# WRITTEN PROBLEM A
Copy out the records word for word, from their very first line through the line that contains "legend: ATLAS Herwig", with both ends included.

>> START TEXT EXTRACT

Citizenship in India today remains a highly contested terrain. There is ongoing lobbying for the re-categorisation of Scheduled Castes and Tribes (SCTs), as various communities seek access to state resources and entitlements. Civil society groups are challenging the National Register of Citizens (NRC), which effectively strips four million people, mainly Muslim Bengalis in the north-eastern state of Assam, of their citizenship because they are unable to prove that they came to the state before neighbouring Bangladesh declared independence in 1971. LGBTI petitioners, while celebrating the September 2018 Supreme Court ruling decriminalising Section 377 of the Indian Penal Code, are also bracing themselves for the ongoing battle of changing conservative social attitudes, which continue to discriminate against queer communities. Meanwhile, peoples movements across India carry on the fight with state governments and corporations over access to coastal fishing regions, forests, minerals and land in the face of development and dam building projects, asserting their right to local control over natural resources and economic livelihoods.

Indian women are prominently present in such struggles, as well as in many other specific campaigns that are seeking to apply and broaden the meaning of citizenship to their everyday lives. Women are speaking out in academia, the media and politics to demand their right to safety and bodily integrity with the recent arrival of the international anti-sexual harassment #MeToo movement.

>> END TEXT EXTRACT
>> START DATA SECTION

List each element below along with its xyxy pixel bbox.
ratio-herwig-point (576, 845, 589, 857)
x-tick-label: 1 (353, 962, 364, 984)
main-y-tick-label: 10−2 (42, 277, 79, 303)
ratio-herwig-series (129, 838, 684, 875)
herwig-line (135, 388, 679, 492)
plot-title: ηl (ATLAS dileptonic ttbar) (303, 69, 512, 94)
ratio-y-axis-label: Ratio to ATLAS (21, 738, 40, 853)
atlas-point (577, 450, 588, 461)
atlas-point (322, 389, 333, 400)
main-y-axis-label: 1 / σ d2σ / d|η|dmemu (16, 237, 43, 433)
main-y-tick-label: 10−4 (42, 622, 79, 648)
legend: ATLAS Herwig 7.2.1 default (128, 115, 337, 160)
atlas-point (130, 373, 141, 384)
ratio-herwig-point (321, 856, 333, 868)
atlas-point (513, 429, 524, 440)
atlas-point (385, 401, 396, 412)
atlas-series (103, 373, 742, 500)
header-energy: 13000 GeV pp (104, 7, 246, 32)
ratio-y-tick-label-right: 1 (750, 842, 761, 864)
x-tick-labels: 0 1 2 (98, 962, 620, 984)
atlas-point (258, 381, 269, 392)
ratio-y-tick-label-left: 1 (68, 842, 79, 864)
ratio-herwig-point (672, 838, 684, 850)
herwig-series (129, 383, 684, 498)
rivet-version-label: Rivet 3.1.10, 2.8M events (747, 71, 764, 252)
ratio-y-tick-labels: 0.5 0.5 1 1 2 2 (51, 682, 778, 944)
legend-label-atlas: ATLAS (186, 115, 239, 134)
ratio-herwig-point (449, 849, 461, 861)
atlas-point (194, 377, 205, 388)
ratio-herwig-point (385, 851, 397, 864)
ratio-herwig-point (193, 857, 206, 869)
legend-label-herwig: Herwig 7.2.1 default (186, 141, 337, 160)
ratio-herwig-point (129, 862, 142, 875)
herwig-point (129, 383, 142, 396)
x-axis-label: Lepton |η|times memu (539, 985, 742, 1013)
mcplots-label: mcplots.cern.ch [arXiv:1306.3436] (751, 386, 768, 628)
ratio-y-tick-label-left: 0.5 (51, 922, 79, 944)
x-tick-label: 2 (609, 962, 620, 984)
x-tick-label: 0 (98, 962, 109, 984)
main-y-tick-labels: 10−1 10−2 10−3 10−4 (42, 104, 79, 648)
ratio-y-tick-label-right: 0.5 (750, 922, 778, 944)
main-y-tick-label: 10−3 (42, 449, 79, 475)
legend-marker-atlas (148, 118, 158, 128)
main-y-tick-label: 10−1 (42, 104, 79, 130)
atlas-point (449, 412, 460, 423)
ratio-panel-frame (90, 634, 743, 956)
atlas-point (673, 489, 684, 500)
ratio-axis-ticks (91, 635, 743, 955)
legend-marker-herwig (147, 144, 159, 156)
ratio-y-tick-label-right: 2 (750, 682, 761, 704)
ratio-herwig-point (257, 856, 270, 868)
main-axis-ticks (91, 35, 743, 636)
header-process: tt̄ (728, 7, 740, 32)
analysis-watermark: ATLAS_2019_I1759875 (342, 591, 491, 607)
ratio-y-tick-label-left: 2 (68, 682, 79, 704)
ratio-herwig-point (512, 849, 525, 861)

>> END DATA SECTION

# WRITTEN PROBLEM B
According to the text on citizenship in India, how many people does the National Register of Citizens effectively strip of their citizenship?

# EXERCISE RESPONSE A
List each element below along with its xyxy pixel bbox.
ratio-herwig-point (576, 845, 589, 857)
x-tick-label: 1 (353, 962, 364, 984)
main-y-tick-label: 10−2 (42, 277, 79, 303)
ratio-herwig-series (129, 838, 684, 875)
herwig-line (135, 388, 679, 492)
plot-title: ηl (ATLAS dileptonic ttbar) (303, 69, 512, 94)
ratio-y-axis-label: Ratio to ATLAS (21, 738, 40, 853)
atlas-point (577, 450, 588, 461)
atlas-point (322, 389, 333, 400)
main-y-axis-label: 1 / σ d2σ / d|η|dmemu (16, 237, 43, 433)
main-y-tick-label: 10−4 (42, 622, 79, 648)
legend: ATLAS Herwig 7.2.1 default (128, 115, 337, 160)

# EXERCISE RESPONSE B
Four million people.